**REQUIRED WORK:**
Pull every line containing "一卡通人员信息" from the entries.

**THE RECORDS:**
_____

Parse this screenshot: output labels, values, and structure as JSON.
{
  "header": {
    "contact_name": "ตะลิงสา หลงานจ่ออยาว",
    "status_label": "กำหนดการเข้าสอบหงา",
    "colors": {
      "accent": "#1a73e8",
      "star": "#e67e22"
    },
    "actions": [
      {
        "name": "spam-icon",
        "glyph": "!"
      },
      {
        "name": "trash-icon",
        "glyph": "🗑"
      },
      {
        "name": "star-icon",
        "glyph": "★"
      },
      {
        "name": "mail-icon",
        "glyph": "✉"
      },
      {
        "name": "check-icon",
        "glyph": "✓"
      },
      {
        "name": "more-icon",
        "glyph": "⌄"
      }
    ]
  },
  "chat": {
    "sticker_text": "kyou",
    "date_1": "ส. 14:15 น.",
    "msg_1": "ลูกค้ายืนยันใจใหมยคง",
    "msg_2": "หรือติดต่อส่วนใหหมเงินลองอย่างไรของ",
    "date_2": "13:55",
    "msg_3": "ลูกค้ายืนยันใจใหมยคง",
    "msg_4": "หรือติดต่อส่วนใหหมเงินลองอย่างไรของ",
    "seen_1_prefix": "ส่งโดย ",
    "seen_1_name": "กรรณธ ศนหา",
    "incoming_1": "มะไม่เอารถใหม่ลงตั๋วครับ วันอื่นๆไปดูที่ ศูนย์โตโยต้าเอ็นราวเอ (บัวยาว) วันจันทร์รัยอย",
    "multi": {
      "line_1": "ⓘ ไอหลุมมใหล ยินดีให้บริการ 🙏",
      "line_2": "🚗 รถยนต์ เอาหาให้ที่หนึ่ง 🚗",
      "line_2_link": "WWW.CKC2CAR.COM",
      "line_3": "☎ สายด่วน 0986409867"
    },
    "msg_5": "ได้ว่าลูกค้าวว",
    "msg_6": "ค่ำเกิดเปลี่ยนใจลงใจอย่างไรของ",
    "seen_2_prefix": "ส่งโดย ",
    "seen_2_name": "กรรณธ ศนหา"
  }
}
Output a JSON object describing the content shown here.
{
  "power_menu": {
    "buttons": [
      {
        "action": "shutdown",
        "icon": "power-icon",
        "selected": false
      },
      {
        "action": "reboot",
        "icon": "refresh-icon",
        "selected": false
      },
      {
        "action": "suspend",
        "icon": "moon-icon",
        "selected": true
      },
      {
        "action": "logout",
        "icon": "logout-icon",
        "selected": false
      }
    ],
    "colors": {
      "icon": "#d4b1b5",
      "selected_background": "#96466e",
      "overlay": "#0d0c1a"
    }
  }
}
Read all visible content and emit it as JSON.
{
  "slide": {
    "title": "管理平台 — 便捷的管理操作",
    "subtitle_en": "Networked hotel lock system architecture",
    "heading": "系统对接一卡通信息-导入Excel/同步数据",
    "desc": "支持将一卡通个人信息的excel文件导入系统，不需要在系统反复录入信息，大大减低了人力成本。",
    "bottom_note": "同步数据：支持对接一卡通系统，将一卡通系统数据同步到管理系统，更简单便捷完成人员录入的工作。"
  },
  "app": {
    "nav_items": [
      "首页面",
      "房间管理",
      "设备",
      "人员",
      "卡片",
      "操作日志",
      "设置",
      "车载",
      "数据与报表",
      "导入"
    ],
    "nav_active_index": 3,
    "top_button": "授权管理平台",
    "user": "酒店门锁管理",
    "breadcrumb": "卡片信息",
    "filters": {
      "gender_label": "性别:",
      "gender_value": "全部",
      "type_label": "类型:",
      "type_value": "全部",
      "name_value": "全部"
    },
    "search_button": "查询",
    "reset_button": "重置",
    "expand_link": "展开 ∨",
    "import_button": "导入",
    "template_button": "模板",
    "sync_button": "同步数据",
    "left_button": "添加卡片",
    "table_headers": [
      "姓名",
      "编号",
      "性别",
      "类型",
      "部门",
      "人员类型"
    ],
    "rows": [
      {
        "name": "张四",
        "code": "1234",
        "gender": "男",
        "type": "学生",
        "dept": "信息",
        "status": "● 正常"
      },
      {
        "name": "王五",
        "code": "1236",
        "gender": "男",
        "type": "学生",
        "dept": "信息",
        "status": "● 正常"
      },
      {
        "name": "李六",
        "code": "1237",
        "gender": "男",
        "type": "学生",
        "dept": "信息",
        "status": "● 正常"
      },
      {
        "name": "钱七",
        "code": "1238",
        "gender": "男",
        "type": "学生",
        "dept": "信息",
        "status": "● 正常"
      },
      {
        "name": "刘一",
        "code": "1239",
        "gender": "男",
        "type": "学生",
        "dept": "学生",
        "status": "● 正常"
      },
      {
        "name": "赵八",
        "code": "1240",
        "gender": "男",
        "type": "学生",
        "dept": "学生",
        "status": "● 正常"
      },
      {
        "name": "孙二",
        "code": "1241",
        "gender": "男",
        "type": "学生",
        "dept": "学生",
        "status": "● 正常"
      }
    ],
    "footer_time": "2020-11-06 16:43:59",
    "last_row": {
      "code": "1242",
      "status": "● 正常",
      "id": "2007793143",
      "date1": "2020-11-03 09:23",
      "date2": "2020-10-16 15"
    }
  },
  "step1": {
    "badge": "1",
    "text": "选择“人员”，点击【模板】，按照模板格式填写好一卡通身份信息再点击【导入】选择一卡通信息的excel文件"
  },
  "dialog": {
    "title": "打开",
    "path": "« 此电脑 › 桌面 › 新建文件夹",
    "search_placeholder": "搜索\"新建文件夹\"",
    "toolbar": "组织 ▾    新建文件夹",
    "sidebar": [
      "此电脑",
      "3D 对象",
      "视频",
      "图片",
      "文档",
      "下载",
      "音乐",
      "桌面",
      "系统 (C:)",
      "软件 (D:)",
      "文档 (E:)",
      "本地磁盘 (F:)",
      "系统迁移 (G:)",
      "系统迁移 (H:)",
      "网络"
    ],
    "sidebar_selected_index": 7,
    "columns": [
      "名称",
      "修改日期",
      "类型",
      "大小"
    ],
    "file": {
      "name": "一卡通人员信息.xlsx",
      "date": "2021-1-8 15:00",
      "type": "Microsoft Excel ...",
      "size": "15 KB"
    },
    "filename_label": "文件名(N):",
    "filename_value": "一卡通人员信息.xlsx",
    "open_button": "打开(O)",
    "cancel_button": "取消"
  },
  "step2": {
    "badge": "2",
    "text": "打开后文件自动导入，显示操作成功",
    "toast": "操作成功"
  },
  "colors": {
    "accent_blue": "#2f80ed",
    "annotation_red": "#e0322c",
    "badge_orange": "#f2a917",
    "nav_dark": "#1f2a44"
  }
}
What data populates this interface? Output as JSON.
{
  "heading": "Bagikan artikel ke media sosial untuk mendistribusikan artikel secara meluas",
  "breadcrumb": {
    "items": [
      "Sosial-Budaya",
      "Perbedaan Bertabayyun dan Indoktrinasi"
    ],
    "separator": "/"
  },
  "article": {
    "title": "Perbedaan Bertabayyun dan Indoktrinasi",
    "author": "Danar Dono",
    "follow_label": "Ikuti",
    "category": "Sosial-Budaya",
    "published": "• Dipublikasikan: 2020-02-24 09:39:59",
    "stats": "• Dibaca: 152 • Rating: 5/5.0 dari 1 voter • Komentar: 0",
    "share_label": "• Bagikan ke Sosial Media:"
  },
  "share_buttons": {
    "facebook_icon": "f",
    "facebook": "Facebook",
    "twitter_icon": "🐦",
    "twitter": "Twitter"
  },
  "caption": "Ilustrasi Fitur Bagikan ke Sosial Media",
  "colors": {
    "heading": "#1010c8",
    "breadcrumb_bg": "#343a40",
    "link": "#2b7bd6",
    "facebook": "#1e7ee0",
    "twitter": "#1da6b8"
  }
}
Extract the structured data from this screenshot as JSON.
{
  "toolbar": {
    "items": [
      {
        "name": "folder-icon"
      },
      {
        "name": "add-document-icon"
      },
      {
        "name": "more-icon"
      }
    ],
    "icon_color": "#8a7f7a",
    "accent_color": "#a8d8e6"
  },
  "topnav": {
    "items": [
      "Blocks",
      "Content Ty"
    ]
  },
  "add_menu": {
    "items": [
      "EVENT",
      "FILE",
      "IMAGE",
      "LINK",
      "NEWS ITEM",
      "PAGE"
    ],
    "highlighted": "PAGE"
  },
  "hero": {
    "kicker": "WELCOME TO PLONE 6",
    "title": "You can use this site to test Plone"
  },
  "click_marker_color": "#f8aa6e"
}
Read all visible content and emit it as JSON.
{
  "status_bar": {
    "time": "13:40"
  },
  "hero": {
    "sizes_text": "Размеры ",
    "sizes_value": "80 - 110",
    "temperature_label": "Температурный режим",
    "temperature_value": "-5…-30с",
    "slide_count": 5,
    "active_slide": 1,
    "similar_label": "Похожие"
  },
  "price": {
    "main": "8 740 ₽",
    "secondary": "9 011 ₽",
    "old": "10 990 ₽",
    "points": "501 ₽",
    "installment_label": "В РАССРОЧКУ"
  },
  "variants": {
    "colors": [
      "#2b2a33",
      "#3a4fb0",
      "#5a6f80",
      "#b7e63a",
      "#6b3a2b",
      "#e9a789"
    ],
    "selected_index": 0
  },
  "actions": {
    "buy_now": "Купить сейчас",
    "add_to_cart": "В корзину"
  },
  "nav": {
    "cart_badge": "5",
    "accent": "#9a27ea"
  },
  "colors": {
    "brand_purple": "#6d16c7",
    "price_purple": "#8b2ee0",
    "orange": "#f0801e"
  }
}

_____

**TASK RESPONSE:**
      "name": "一卡通人员信息.xlsx",
    "filename_value": "一卡通人员信息.xlsx",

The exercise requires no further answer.